TASK STATEMENT:
Return all the entries exactly, keeping pictures out.

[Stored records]

==============================

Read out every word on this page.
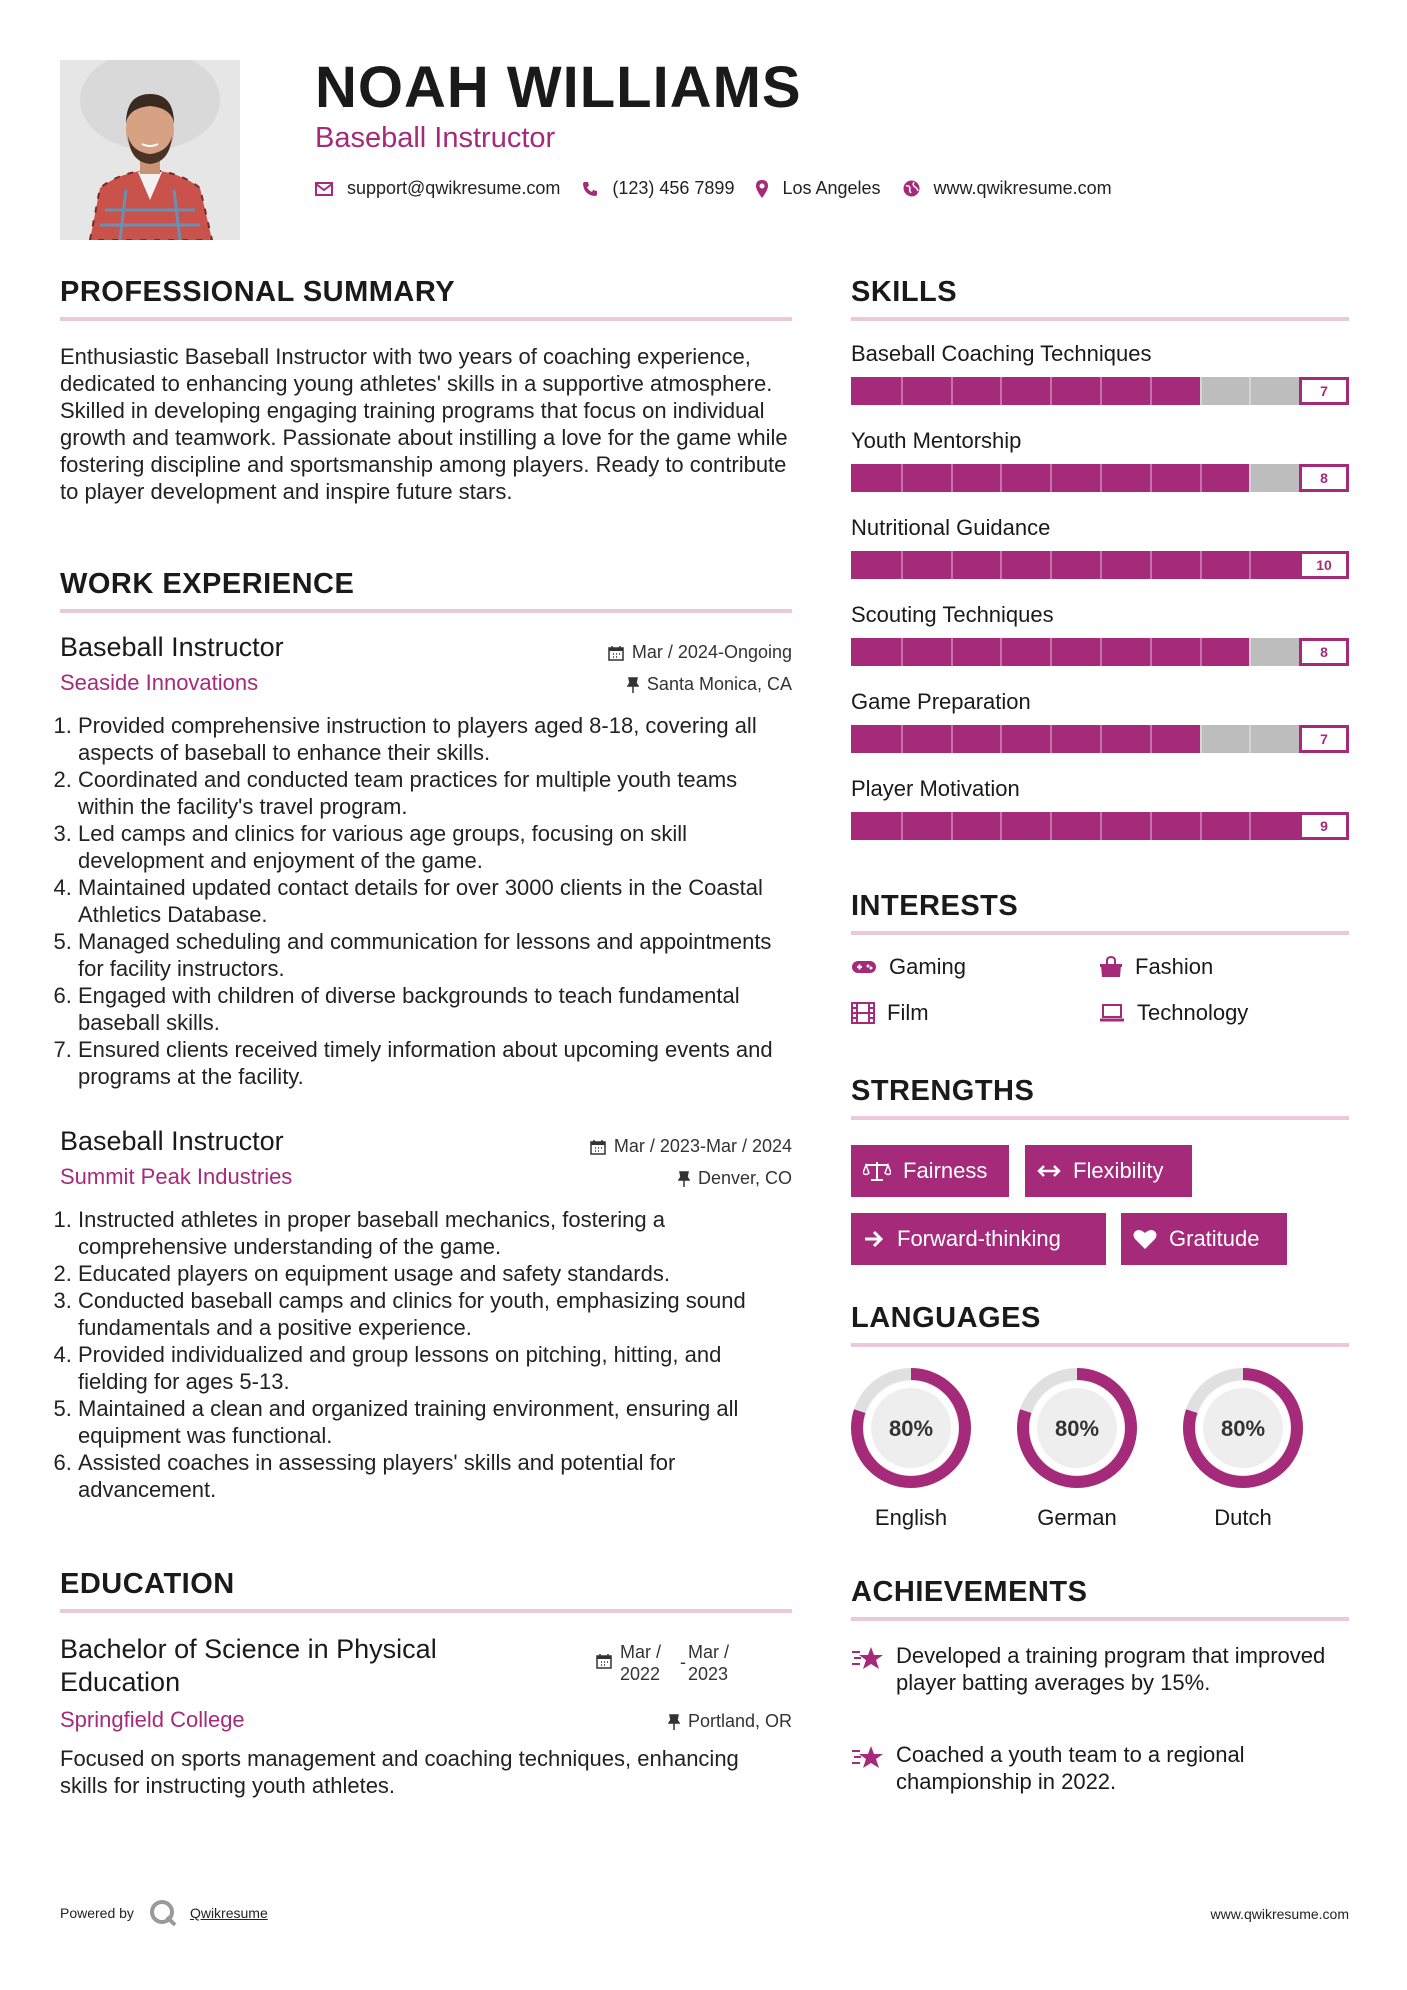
NOAH WILLIAMS
Baseball Instructor
support@qwikresume.com	(123) 456 7899	Los Angeles	www.qwikresume.com
PROFESSIONAL SUMMARY

Enthusiastic Baseball Instructor with two years of coaching experience, dedicated to enhancing young athletes' skills in a supportive atmosphere. Skilled in developing engaging training programs that focus on individual growth and teamwork. Passionate about instilling a love for the game while fostering discipline and sportsmanship among players. Ready to contribute to player development and inspire future stars.

WORK EXPERIENCE
Baseball Instructor	Mar / 2024-Ongoing
Seaside Innovations	Santa Monica, CA
1. Provided comprehensive instruction to players aged 8-18, covering all aspects of baseball to enhance their skills.
2. Coordinated and conducted team practices for multiple youth teams within the facility's travel program.
3. Led camps and clinics for various age groups, focusing on skill development and enjoyment of the game.
4. Maintained updated contact details for over 3000 clients in the Coastal Athletics Database.
5. Managed scheduling and communication for lessons and appointments for facility instructors.
6. Engaged with children of diverse backgrounds to teach fundamental baseball skills.
7. Ensured clients received timely information about upcoming events and programs at the facility.
Baseball Instructor	Mar / 2023-Mar / 2024
Summit Peak Industries	Denver, CO
1. Instructed athletes in proper baseball mechanics, fostering a comprehensive understanding of the game.
2. Educated players on equipment usage and safety standards.
3. Conducted baseball camps and clinics for youth, emphasizing sound fundamentals and a positive experience.
4. Provided individualized and group lessons on pitching, hitting, and fielding for ages 5-13.
5. Maintained a clean and organized training environment, ensuring all equipment was functional.
6. Assisted coaches in assessing players' skills and potential for advancement.
EDUCATION
Bachelor of Science in Physical Education
Mar /
2022
- Mar /
2023
Springfield College	Portland, OR

Focused on sports management and coaching techniques, enhancing skills for instructing youth athletes.

SKILLS
Baseball Coaching Techniques
7
Youth Mentorship
8
Nutritional Guidance
10
Scouting Techniques
8
Game Preparation
7
Player Motivation
9
INTERESTS
Gaming	Fashion
Film	Technology
STRENGTHS
Fairness	Flexibility
Forward-thinking	Gratitude
LANGUAGES
80%
English
80%
German
80%
Dutch
ACHIEVEMENTS
Developed a training program that improved player batting averages by 15%.
Coached a youth team to a regional championship in 2022.
Powered by	Qwikresume	www.qwikresume.com
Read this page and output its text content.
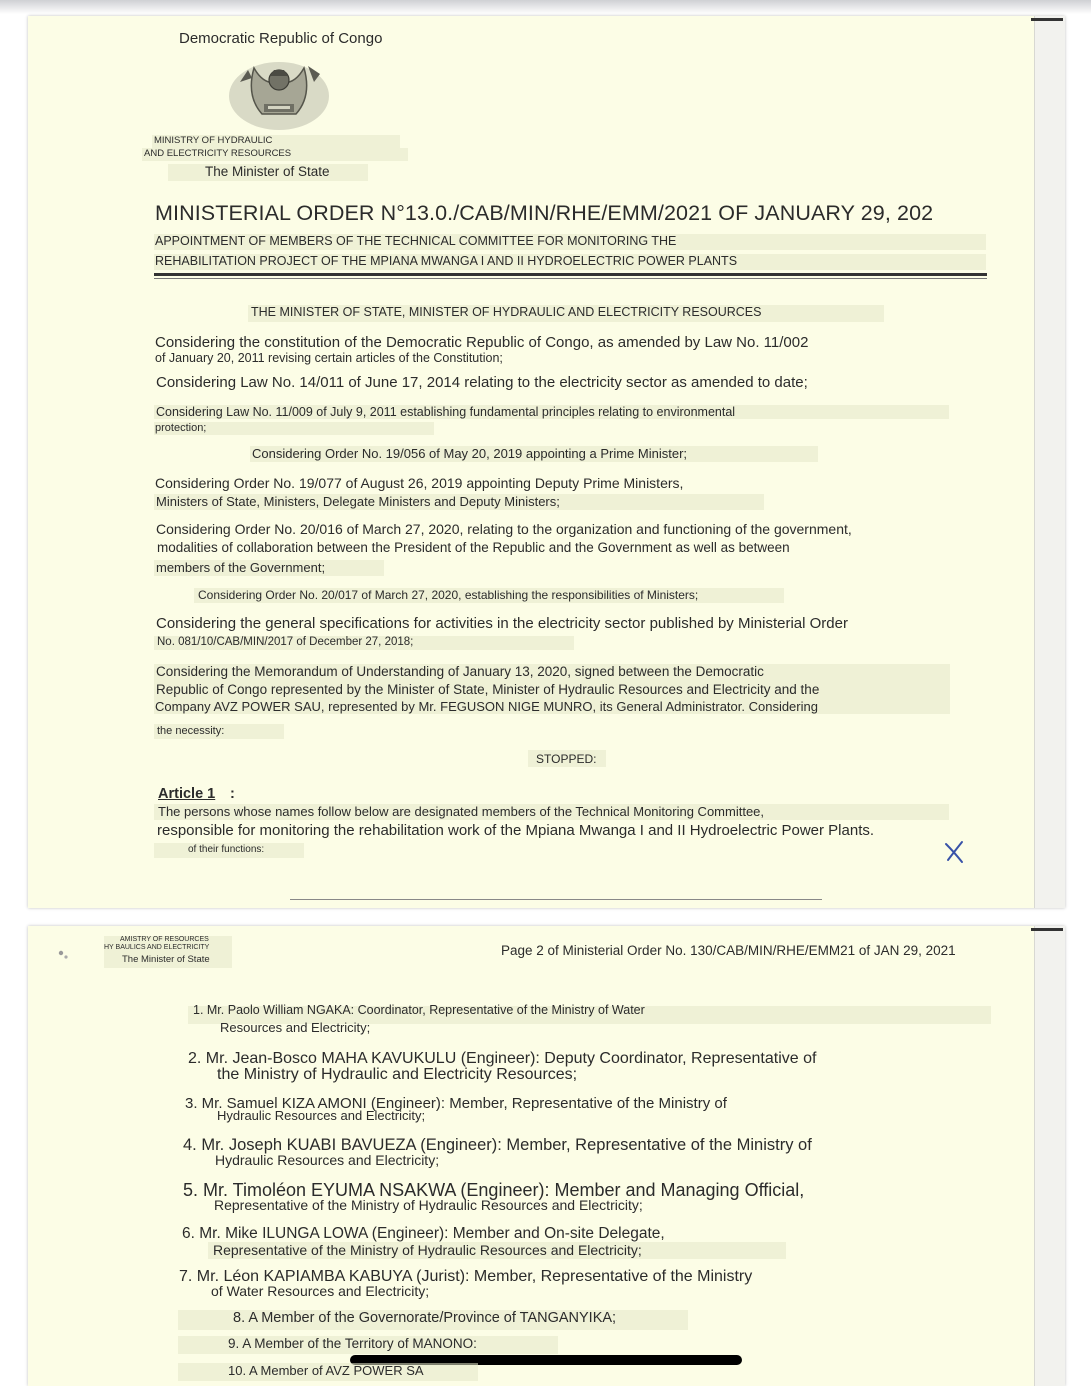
Democratic Republic of Congo
MINISTRY OF HYDRAULIC
AND ELECTRICITY RESOURCES
The Minister of State
MINISTERIAL ORDER N°13.0./CAB/MIN/RHE/EMM/2021 OF JANUARY 29, 202
APPOINTMENT OF MEMBERS OF THE TECHNICAL COMMITTEE FOR MONITORING THE
REHABILITATION PROJECT OF THE MPIANA MWANGA I AND II HYDROELECTRIC POWER PLANTS
THE MINISTER OF STATE, MINISTER OF HYDRAULIC AND ELECTRICITY RESOURCES
Considering the constitution of the Democratic Republic of Congo, as amended by Law No. 11/002
of January 20, 2011 revising certain articles of the Constitution;
Considering Law No. 14/011 of June 17, 2014 relating to the electricity sector as amended to date;
Considering Law No. 11/009 of July 9, 2011 establishing fundamental principles relating to environmental
protection;
Considering Order No. 19/056 of May 20, 2019 appointing a Prime Minister;
Considering Order No. 19/077 of August 26, 2019 appointing Deputy Prime Ministers,
Ministers of State, Ministers, Delegate Ministers and Deputy Ministers;
Considering Order No. 20/016 of March 27, 2020, relating to the organization and functioning of the government,
modalities of collaboration between the President of the Republic and the Government as well as between
members of the Government;
Considering Order No. 20/017 of March 27, 2020, establishing the responsibilities of Ministers;
Considering the general specifications for activities in the electricity sector published by Ministerial Order
No. 081/10/CAB/MIN/2017 of December 27, 2018;
Considering the Memorandum of Understanding of January 13, 2020, signed between the Democratic
Republic of Congo represented by the Minister of State, Minister of Hydraulic Resources and Electricity and the
Company AVZ POWER SAU, represented by Mr. FEGUSON NIGE MUNRO, its General Administrator. Considering
the necessity:
STOPPED:
Article 1 :
The persons whose names follow below are designated members of the Technical Monitoring Committee,
responsible for monitoring the rehabilitation work of the Mpiana Mwanga I and II Hydroelectric Power Plants.
of their functions:
AMISTRY OF RESOURCES
HY BAULICS AND ELECTRICITY
The Minister of State
Page 2 of Ministerial Order No. 130/CAB/MIN/RHE/EMM21 of JAN 29, 2021
1. Mr. Paolo William NGAKA: Coordinator, Representative of the Ministry of Water
Resources and Electricity;
2. Mr. Jean-Bosco MAHA KAVUKULU (Engineer): Deputy Coordinator, Representative of
the Ministry of Hydraulic and Electricity Resources;
3. Mr. Samuel KIZA AMONI (Engineer): Member, Representative of the Ministry of
Hydraulic Resources and Electricity;
4. Mr. Joseph KUABI BAVUEZA (Engineer): Member, Representative of the Ministry of
Hydraulic Resources and Electricity;
5. Mr. Timoléon EYUMA NSAKWA (Engineer): Member and Managing Official,
Representative of the Ministry of Hydraulic Resources and Electricity;
6. Mr. Mike ILUNGA LOWA (Engineer): Member and On-site Delegate,
Representative of the Ministry of Hydraulic Resources and Electricity;
7. Mr. Léon KAPIAMBA KABUYA (Jurist): Member, Representative of the Ministry
of Water Resources and Electricity;
8. A Member of the Governorate/Province of TANGANYIKA;
9. A Member of the Territory of MANONO:
10. A Member of AVZ POWER SA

==============================

REPLY TO THE EXERCISE:
Read out every word on this page.
NOAH WILLIAMS
Baseball Instructor
support@qwikresume.com	(123) 456 7899	Los Angeles	www.qwikresume.com
PROFESSIONAL SUMMARY

Enthusiastic Baseball Instructor with two years of coaching experience, dedicated to enhancing young athletes' skills in a supportive atmosphere. Skilled in developing engaging training programs that focus on individual growth and teamwork. Passionate about instilling a love for the game while fostering discipline and sportsmanship among players. Ready to contribute to player development and inspire future stars.

WORK EXPERIENCE
Baseball Instructor	Mar / 2024-Ongoing
Seaside Innovations	Santa Monica, CA
1. Provided comprehensive instruction to players aged 8-18, covering all aspects of baseball to enhance their skills.
2. Coordinated and conducted team practices for multiple youth teams within the facility's travel program.
3. Led camps and clinics for various age groups, focusing on skill development and enjoyment of the game.
4. Maintained updated contact details for over 3000 clients in the Coastal Athletics Database.
5. Managed scheduling and communication for lessons and appointments for facility instructors.
6. Engaged with children of diverse backgrounds to teach fundamental baseball skills.
7. Ensured clients received timely information about upcoming events and programs at the facility.
Baseball Instructor	Mar / 2023-Mar / 2024
Summit Peak Industries	Denver, CO
1. Instructed athletes in proper baseball mechanics, fostering a comprehensive understanding of the game.
2. Educated players on equipment usage and safety standards.
3. Conducted baseball camps and clinics for youth, emphasizing sound fundamentals and a positive experience.
4. Provided individualized and group lessons on pitching, hitting, and fielding for ages 5-13.
5. Maintained a clean and organized training environment, ensuring all equipment was functional.
6. Assisted coaches in assessing players' skills and potential for advancement.
EDUCATION
Bachelor of Science in Physical Education
Mar /
2022
- Mar /
2023
Springfield College	Portland, OR

Focused on sports management and coaching techniques, enhancing skills for instructing youth athletes.

SKILLS
Baseball Coaching Techniques
7
Youth Mentorship
8
Nutritional Guidance
10
Scouting Techniques
8
Game Preparation
7
Player Motivation
9
INTERESTS
Gaming	Fashion
Film	Technology
STRENGTHS
Fairness	Flexibility
Forward-thinking	Gratitude
LANGUAGES
80%
English
80%
German
80%
Dutch
ACHIEVEMENTS
Developed a training program that improved player batting averages by 15%.
Coached a youth team to a regional championship in 2022.
Powered by	Qwikresume	www.qwikresume.com
Read this page and output its text content.
Democratic Republic of Congo
MINISTRY OF HYDRAULIC
AND ELECTRICITY RESOURCES
The Minister of State
MINISTERIAL ORDER N°13.0./CAB/MIN/RHE/EMM/2021 OF JANUARY 29, 202
APPOINTMENT OF MEMBERS OF THE TECHNICAL COMMITTEE FOR MONITORING THE
REHABILITATION PROJECT OF THE MPIANA MWANGA I AND II HYDROELECTRIC POWER PLANTS
THE MINISTER OF STATE, MINISTER OF HYDRAULIC AND ELECTRICITY RESOURCES
Considering the constitution of the Democratic Republic of Congo, as amended by Law No. 11/002
of January 20, 2011 revising certain articles of the Constitution;
Considering Law No. 14/011 of June 17, 2014 relating to the electricity sector as amended to date;
Considering Law No. 11/009 of July 9, 2011 establishing fundamental principles relating to environmental
protection;
Considering Order No. 19/056 of May 20, 2019 appointing a Prime Minister;
Considering Order No. 19/077 of August 26, 2019 appointing Deputy Prime Ministers,
Ministers of State, Ministers, Delegate Ministers and Deputy Ministers;
Considering Order No. 20/016 of March 27, 2020, relating to the organization and functioning of the government,
modalities of collaboration between the President of the Republic and the Government as well as between
members of the Government;
Considering Order No. 20/017 of March 27, 2020, establishing the responsibilities of Ministers;
Considering the general specifications for activities in the electricity sector published by Ministerial Order
No. 081/10/CAB/MIN/2017 of December 27, 2018;
Considering the Memorandum of Understanding of January 13, 2020, signed between the Democratic
Republic of Congo represented by the Minister of State, Minister of Hydraulic Resources and Electricity and the
Company AVZ POWER SAU, represented by Mr. FEGUSON NIGE MUNRO, its General Administrator. Considering
the necessity:
STOPPED:
Article 1 :
The persons whose names follow below are designated members of the Technical Monitoring Committee,
responsible for monitoring the rehabilitation work of the Mpiana Mwanga I and II Hydroelectric Power Plants.
of their functions:
AMISTRY OF RESOURCES
HY BAULICS AND ELECTRICITY
The Minister of State
Page 2 of Ministerial Order No. 130/CAB/MIN/RHE/EMM21 of JAN 29, 2021
1. Mr. Paolo William NGAKA: Coordinator, Representative of the Ministry of Water
Resources and Electricity;
2. Mr. Jean-Bosco MAHA KAVUKULU (Engineer): Deputy Coordinator, Representative of
the Ministry of Hydraulic and Electricity Resources;
3. Mr. Samuel KIZA AMONI (Engineer): Member, Representative of the Ministry of
Hydraulic Resources and Electricity;
4. Mr. Joseph KUABI BAVUEZA (Engineer): Member, Representative of the Ministry of
Hydraulic Resources and Electricity;
5. Mr. Timoléon EYUMA NSAKWA (Engineer): Member and Managing Official,
Representative of the Ministry of Hydraulic Resources and Electricity;
6. Mr. Mike ILUNGA LOWA (Engineer): Member and On-site Delegate,
Representative of the Ministry of Hydraulic Resources and Electricity;
7. Mr. Léon KAPIAMBA KABUYA (Jurist): Member, Representative of the Ministry
of Water Resources and Electricity;
8. A Member of the Governorate/Province of TANGANYIKA;
9. A Member of the Territory of MANONO:
10. A Member of AVZ POWER SA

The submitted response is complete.